• RECORDS FOR THIS EXERCISE:

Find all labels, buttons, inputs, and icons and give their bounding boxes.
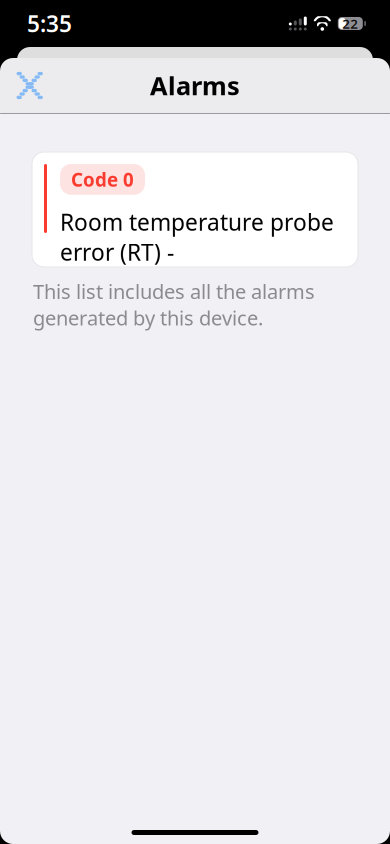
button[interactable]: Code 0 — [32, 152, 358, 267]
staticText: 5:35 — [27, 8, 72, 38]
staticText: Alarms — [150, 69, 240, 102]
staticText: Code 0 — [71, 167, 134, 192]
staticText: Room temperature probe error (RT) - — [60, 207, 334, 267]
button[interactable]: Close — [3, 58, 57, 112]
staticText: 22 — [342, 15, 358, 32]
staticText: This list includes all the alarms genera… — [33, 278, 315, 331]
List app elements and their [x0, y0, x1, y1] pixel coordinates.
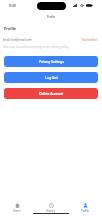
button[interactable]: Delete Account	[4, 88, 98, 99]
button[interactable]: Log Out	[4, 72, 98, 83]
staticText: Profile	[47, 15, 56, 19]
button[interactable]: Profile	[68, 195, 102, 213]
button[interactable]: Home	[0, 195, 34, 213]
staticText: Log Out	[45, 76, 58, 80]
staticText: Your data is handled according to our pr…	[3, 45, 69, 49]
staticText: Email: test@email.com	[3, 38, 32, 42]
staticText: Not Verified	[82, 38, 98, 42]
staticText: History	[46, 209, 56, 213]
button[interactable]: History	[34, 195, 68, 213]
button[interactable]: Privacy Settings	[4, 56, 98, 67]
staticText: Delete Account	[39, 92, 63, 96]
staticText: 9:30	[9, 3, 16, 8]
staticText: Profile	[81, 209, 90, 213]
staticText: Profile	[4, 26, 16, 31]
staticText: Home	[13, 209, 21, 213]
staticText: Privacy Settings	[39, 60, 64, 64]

...

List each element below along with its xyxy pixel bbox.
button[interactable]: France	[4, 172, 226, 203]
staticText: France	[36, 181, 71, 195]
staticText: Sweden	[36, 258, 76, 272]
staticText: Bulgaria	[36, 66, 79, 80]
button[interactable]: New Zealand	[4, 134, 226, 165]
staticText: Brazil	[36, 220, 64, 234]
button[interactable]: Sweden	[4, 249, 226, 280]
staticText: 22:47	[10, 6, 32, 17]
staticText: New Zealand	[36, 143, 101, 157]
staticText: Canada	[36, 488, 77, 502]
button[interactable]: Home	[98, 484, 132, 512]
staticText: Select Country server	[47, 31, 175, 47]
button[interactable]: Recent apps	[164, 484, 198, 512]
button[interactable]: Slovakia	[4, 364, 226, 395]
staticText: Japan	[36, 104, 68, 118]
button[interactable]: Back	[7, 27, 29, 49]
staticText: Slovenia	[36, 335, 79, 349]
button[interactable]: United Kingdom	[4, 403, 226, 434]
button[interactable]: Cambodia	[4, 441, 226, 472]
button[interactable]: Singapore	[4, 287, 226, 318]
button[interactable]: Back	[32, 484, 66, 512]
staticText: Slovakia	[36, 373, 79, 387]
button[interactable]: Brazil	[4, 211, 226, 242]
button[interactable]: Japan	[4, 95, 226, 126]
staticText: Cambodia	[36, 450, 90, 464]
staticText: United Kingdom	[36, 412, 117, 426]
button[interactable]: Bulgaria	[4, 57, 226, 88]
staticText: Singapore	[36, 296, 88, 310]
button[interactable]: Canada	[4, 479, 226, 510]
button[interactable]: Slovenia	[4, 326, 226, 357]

• SET PROBLEM: Render the lines above as a JSON list of strings, from the line containing "button[interactable]: Code 0" through the line containing "List app elements", both ends included. Use one string per line and leave out any blank lines.

• FINISHED TASK:
[
  "button[interactable]: Code 0 — [32, 152, 358, 267]",
  "staticText: 5:35 — [27, 8, 72, 38]",
  "staticText: Alarms — [150, 69, 240, 102]",
  "staticText: Code 0 — [71, 167, 134, 192]",
  "staticText: Room temperature probe error (RT) - — [60, 207, 334, 267]",
  "button[interactable]: Close — [3, 58, 57, 112]",
  "staticText: 22 — [342, 15, 358, 32]",
  "staticText: This list includes all the alarms genera… — [33, 278, 315, 331]",
  "List app elements and their [x0, y0, x1, y1] pixel coordinates."
]